▶ [Problem statement]:
Copy out the lines of the listing from its first line through the line containing "tab-places-disponibles[interactable]: Afficher nombre", keeping both ends and every character unchanged.

Element boundary listing
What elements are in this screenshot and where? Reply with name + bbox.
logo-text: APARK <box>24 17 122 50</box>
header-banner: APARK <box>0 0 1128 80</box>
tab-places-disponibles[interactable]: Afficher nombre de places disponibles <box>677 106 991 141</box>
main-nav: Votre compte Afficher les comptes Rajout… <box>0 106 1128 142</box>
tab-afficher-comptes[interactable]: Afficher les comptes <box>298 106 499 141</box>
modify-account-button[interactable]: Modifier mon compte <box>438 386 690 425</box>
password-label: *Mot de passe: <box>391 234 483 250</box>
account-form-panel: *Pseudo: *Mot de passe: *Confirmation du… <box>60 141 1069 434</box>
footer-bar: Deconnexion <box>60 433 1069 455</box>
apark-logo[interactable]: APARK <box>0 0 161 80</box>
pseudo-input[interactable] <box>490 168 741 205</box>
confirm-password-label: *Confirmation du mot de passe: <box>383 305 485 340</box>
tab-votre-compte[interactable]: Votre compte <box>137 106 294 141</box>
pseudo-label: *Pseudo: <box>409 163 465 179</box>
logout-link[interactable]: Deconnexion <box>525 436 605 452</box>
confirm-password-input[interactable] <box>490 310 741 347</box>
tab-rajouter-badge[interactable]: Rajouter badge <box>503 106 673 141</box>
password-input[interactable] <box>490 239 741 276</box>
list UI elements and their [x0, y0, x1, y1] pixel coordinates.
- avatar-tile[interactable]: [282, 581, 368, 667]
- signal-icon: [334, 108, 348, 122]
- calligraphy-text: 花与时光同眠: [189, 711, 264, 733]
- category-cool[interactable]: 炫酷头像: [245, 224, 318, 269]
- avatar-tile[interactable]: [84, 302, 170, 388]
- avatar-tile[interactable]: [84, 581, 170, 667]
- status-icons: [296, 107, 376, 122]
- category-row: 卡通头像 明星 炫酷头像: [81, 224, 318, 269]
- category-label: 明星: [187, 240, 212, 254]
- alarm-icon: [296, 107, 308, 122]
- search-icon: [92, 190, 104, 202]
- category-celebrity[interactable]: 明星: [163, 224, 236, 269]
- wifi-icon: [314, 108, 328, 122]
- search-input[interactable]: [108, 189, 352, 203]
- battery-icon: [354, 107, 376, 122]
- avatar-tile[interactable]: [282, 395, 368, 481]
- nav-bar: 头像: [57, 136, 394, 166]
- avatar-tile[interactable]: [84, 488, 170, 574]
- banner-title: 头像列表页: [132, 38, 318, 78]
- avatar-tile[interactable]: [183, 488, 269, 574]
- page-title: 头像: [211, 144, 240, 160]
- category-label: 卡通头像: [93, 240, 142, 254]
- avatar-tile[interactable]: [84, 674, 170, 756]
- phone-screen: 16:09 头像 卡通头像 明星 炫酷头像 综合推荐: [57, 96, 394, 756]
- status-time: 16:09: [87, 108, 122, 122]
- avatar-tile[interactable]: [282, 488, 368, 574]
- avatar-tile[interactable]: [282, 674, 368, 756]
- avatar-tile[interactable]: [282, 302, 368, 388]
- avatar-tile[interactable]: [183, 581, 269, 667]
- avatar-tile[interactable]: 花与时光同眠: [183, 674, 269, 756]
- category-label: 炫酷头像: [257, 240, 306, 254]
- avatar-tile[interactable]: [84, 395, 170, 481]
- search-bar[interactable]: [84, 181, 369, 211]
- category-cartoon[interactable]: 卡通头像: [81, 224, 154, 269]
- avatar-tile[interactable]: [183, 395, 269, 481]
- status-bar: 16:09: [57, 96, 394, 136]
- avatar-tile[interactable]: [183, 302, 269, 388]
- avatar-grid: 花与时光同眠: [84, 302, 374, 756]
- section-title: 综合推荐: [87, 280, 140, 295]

▶ [Answer]:
What elements are in this screenshot and where? Reply with name + bbox.
logo-text: APARK <box>24 17 122 50</box>
header-banner: APARK <box>0 0 1128 80</box>
tab-places-disponibles[interactable]: Afficher nombre de places disponibles <box>677 106 991 141</box>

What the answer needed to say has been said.